→ ENTRIES SUPPLIED:
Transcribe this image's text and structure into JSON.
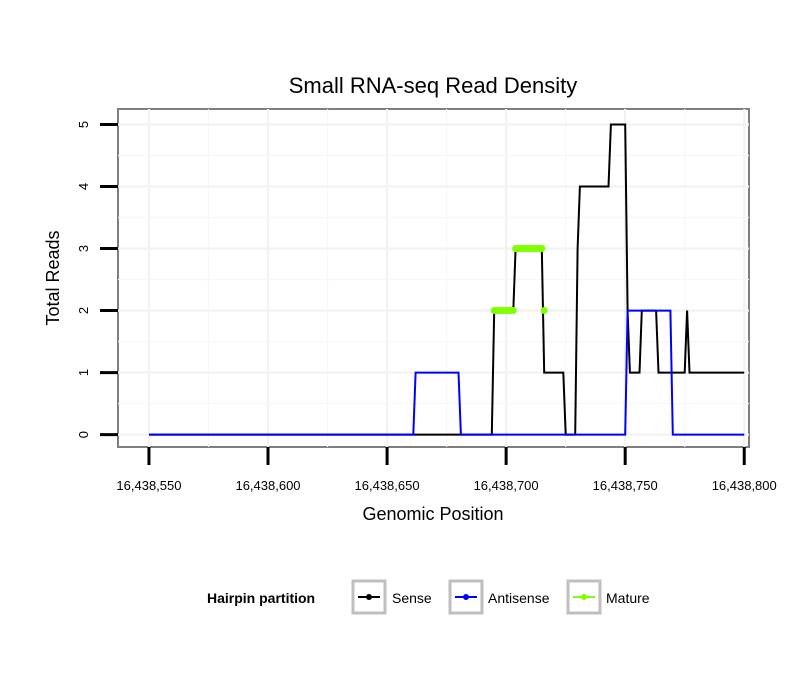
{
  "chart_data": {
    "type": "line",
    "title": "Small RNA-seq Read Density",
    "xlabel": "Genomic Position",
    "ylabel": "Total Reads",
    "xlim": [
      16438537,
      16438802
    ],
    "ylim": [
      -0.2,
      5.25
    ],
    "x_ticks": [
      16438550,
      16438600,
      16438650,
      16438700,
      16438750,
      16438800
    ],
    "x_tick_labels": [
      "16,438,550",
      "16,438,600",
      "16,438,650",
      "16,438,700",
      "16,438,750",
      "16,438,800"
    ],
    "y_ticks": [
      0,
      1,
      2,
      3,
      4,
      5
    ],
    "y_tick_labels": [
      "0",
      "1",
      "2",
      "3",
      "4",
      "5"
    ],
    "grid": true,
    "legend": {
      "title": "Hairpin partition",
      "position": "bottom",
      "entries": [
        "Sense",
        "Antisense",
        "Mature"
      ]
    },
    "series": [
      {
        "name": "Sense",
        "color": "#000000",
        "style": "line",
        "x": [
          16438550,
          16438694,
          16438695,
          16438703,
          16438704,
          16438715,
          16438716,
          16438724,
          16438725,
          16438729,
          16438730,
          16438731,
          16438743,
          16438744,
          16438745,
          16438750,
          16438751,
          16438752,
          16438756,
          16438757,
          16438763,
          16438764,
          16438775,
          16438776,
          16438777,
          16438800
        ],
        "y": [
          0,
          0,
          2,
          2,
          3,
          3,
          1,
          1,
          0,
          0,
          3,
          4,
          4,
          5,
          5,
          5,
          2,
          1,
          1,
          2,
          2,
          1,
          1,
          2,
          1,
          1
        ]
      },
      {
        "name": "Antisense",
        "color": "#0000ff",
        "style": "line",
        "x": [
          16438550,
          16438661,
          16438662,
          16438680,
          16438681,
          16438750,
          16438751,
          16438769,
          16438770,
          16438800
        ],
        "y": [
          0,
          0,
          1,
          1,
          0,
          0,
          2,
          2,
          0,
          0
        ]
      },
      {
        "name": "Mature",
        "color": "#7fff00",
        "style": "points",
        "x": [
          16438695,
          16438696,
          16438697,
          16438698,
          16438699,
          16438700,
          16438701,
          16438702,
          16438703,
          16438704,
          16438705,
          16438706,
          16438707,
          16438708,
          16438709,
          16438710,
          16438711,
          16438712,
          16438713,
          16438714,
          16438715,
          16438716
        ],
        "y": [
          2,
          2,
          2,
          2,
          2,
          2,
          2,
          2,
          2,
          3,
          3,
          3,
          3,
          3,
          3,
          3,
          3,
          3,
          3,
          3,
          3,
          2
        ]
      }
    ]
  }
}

--

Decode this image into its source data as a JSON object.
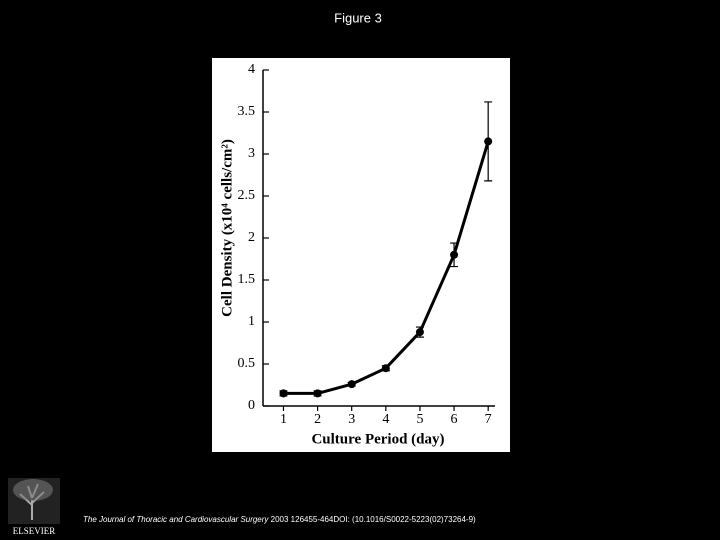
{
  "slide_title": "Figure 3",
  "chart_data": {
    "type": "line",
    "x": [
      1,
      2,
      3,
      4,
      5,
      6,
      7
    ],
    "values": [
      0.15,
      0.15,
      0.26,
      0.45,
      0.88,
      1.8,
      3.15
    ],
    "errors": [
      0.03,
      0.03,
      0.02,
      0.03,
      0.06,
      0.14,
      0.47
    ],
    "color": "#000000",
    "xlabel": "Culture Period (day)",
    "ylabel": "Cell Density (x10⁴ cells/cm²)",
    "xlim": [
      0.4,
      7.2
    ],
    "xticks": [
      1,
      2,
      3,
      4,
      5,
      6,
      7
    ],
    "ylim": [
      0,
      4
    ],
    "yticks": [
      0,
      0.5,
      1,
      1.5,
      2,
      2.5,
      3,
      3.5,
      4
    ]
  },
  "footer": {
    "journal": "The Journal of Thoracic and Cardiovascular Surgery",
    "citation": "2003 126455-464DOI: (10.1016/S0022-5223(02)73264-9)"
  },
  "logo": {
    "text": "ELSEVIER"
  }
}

→ WHAT TO DO:
Every line above that holds the string "xlabel" should be copied out.

→ EXERCISE SOLUTION:
    "xlabel": "Genomic Position",
    "xlabel": "Culture Period (day)",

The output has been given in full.